━━━━━ Verilen alıntı ━━━━━

Erdoğan ve AKP ise yolsuzluk soruşturmalarının bir sivil darbe girişimi olduğunu öne sürdü. Bu soruşturmaların Gülen Cemaati tarafından iktidarlarını devirmek için kumpas olarak planlandığı tezini ortaya attı. İnternete düşmüş olan ve Erdoğan ile bakanlarının organize suçlarını ortaya döken onlarca ses kaydının kes-yapıştır yöntemiyle oluşturulmuş fabrikasyon tapeler olduğunu iddia etti. Bu iddiasını desteklemek için kendi kontrollerindeki TÜBİTAK’tan raporlar aldırdı. Oysa CHP bağımsız bazı kuruluşlara yaptırdığı tetkiklerde, bu tapelerin gerçek olduğunun ortaya çıktığını duyurdu.
Erdoğan ve ekibi, suçlarını örtbas edebilmek için, yürümekte olan yargısal sürece ve polisiye soruşturmaya doğrudan müdahil oldu. Oysa bunu yapmaya anayasal bakımdan imkânları yoktu. Elbette bu onların umurunda bile değildi. Böylece, Erdoğan ve hükümeti, kendilerinin tabi olduğu anayasayı ihlal ederek, görevleri başındaki savcıları ve polisleri önce başka yerlere sürdüler. Sonra bu memurları ve yargı mensuplarını açığa aldılar. Ardından onların görevlerine son verdiler. Ve son olarak onları hapse attılar.
Bugün 17 Aralık 2013 (ve 24 Aralık 2013) soruşturmalarını yürüten emniyet teşkilatı mensubu memurlar, halen hapistedir. Bu memurların eşleri de aynı şekilde hapse atıldı. Onlara aile boyu (Sippenhaft) bir faşizan “hukukla” muamele edildi. Sosyal soykırıma uğratıldılar. O polisler kendilerini tutuklamaya gelen meslektaşlarının önünde, onlarca kameranın ve vatandaşın karşısında, onurla haykırdılar: “Hırsızdan korksaydık polis olmazdık be!” Rejimin güdümündeki sözde mahkemeler, emniyet müdürleri Yakub Saygılı, Kazım Aksoy, Yasin Topçu ve Nazmi Ardıç’ın da aralarında bulunduğu 15 sanığı “Türkiye Cumhuriyeti hükümetini ortadan kaldırmaya teşebbüs” suçundan ağırlaştırılmış müebbet hapse mahkûm etti. Bu insanlar sadece görevlerini yaptıkları ve suça bulaşmış birtakım güçlü insanların “ayağına bastıkları” için hapishanedeler. Çok ağır bir zulme uğradılar. Ve maalesef unutuldular!

━━━━━ Sağlanan bilgiler ━━━━━

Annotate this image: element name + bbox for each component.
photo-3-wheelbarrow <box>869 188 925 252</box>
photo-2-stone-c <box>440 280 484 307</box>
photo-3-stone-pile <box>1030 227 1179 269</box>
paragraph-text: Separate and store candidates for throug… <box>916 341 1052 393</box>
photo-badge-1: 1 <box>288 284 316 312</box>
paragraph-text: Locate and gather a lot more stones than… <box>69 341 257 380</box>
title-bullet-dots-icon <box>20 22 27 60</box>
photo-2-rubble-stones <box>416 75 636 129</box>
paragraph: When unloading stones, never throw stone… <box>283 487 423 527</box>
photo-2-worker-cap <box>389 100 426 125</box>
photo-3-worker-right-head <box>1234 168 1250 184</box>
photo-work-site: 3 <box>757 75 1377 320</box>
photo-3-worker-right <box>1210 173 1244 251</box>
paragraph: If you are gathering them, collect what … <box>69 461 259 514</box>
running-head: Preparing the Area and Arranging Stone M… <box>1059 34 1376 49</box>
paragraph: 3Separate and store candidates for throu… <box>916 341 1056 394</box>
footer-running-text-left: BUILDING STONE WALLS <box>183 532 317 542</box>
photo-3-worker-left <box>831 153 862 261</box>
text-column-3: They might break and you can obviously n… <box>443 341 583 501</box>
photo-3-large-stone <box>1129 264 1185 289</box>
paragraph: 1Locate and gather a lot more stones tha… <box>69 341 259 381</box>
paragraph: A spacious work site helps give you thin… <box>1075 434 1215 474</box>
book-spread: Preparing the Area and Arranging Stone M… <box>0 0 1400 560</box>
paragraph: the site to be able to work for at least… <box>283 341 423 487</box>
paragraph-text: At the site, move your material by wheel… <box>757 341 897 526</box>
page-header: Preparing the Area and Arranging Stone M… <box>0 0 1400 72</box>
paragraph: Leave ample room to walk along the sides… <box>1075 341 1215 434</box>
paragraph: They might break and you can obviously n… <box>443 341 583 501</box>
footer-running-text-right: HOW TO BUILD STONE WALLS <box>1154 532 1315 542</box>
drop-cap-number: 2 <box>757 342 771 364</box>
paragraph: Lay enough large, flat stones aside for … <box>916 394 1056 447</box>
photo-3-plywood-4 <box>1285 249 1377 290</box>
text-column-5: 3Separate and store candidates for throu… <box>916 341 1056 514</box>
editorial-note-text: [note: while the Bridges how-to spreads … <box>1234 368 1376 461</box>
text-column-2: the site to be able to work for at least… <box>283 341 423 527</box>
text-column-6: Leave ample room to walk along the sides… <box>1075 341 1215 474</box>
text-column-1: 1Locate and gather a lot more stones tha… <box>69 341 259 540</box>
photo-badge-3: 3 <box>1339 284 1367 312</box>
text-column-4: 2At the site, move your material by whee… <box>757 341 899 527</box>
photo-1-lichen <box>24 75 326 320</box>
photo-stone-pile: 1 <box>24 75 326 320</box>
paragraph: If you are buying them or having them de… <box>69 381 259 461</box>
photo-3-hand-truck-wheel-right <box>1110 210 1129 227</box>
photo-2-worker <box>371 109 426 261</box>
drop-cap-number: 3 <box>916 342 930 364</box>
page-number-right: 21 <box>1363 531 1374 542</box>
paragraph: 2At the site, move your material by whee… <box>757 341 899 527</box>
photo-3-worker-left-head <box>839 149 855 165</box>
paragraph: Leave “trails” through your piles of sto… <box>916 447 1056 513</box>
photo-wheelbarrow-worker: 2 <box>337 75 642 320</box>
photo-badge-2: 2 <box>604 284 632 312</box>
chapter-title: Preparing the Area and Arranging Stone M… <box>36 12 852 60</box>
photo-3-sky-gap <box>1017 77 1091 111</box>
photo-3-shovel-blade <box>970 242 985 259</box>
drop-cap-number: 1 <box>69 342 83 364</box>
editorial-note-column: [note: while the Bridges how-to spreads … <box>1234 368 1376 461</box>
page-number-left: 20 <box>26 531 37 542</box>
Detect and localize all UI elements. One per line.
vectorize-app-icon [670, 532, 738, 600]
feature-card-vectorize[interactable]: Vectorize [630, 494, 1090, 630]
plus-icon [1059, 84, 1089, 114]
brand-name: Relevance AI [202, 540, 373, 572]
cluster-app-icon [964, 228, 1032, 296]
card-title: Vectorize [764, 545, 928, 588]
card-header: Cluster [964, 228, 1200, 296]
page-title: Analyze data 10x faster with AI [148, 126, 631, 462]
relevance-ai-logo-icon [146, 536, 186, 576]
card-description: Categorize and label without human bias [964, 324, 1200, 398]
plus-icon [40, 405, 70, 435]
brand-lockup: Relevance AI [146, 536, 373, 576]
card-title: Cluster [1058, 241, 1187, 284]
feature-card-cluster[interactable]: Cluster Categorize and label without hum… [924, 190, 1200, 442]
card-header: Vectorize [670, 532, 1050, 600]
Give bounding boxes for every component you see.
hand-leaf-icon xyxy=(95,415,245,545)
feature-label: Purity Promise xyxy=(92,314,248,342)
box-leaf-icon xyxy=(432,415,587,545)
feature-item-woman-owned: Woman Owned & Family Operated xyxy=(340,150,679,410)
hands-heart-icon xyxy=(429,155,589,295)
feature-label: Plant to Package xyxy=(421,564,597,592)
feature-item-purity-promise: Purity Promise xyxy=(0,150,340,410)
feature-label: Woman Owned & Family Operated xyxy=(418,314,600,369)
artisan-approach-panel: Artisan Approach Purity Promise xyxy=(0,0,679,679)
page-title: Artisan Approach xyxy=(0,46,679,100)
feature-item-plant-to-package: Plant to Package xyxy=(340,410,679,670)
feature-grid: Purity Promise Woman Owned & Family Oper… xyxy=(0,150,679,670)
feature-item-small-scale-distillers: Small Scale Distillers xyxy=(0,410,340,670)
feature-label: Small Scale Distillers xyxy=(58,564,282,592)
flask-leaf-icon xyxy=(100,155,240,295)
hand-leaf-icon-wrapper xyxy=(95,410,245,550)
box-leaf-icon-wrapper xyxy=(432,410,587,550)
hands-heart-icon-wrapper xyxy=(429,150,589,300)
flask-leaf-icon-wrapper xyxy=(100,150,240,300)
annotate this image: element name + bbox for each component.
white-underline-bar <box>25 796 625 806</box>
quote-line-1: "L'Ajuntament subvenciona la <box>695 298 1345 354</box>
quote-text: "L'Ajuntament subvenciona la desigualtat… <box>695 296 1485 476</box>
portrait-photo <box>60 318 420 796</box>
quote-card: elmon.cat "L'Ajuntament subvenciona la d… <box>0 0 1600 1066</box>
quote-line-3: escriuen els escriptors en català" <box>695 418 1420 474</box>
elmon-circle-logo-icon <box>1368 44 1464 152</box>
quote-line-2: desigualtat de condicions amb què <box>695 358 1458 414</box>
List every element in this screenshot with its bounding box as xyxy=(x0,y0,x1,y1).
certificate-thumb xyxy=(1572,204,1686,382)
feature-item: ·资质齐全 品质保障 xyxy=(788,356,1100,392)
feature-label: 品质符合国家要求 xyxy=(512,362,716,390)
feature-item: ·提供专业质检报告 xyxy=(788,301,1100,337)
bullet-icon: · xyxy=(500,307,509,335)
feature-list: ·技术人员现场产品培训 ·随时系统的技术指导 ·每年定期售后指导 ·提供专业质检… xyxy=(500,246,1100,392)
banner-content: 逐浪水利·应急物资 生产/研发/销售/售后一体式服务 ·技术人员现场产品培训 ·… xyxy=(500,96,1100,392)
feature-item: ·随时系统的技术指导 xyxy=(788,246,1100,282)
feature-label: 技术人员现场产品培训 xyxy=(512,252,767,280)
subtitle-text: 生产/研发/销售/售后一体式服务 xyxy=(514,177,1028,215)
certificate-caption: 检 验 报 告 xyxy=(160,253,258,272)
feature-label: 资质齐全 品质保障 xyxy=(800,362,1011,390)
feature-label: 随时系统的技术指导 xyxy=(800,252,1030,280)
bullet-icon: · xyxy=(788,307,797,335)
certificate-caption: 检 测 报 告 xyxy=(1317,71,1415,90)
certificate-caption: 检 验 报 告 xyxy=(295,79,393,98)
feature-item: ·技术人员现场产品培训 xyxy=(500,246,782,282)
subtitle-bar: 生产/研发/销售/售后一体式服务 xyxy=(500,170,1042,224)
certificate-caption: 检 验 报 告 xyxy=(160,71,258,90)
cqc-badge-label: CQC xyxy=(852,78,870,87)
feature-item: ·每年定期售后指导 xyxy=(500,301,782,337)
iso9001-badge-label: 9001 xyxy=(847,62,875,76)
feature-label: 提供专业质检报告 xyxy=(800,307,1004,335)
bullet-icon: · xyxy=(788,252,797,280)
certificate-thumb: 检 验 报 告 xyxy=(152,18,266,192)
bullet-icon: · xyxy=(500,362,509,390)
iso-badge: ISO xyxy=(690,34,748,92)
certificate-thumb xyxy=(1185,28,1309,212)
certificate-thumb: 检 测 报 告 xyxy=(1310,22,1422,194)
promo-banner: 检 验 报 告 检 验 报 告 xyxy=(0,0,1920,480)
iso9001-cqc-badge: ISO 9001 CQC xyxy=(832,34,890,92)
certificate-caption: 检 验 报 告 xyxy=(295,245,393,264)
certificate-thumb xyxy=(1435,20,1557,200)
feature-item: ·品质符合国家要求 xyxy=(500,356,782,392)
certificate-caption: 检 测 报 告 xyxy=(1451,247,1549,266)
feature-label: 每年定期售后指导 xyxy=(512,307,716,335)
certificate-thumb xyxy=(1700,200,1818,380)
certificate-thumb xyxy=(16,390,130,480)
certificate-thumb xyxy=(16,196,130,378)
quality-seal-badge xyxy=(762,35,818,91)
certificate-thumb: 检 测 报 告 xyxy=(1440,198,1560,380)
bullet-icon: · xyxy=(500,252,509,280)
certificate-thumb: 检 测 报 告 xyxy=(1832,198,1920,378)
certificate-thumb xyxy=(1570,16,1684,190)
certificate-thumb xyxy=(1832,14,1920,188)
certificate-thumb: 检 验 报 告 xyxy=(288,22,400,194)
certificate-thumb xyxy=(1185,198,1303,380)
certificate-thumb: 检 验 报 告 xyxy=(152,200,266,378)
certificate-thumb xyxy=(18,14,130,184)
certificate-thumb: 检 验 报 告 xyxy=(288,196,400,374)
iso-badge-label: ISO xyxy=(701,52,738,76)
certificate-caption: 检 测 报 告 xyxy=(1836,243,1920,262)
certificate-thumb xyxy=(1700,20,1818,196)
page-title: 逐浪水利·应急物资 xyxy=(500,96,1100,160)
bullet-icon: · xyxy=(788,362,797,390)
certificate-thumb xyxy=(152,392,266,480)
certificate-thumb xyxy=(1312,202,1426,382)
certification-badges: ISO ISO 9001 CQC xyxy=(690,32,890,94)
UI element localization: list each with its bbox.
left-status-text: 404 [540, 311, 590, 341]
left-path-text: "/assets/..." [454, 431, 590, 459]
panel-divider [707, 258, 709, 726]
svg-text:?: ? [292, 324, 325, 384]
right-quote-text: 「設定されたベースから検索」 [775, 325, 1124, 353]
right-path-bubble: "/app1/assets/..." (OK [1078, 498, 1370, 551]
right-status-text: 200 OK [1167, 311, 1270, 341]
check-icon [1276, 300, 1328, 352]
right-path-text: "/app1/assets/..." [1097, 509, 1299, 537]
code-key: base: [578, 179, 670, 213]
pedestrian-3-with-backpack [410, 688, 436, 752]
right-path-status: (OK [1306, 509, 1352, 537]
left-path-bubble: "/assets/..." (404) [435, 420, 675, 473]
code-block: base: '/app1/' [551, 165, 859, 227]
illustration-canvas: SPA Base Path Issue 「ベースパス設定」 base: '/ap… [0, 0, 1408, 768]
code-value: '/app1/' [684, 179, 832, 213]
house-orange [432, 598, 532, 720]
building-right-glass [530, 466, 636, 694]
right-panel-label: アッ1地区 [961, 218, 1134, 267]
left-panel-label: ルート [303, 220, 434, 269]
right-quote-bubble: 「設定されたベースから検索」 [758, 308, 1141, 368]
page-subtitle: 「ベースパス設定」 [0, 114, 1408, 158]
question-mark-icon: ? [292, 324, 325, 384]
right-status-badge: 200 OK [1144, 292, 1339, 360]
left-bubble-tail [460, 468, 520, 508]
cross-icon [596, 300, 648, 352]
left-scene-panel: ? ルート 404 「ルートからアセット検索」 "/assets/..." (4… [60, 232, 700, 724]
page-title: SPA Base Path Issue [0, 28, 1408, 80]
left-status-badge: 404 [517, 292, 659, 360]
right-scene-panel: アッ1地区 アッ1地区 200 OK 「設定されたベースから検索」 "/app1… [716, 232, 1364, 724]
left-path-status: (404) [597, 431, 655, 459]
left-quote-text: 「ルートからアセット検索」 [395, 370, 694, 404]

━━━━━

* Problem tanımı: Yolsuzluk soruşturmalarını anlatan alıntıya göre Erdoğan ve AKP, ses kayıtlarının fabrikasyon olduğu iddiasını desteklemek için hangi kurumdan rapor aldırdı? Cevap verirken yalnızca alıntıdaki bilgilere dayanın.

* Alıştırma sonucu: Kendi kontrollerindeki TÜBİTAK'tan rapor aldırdılar.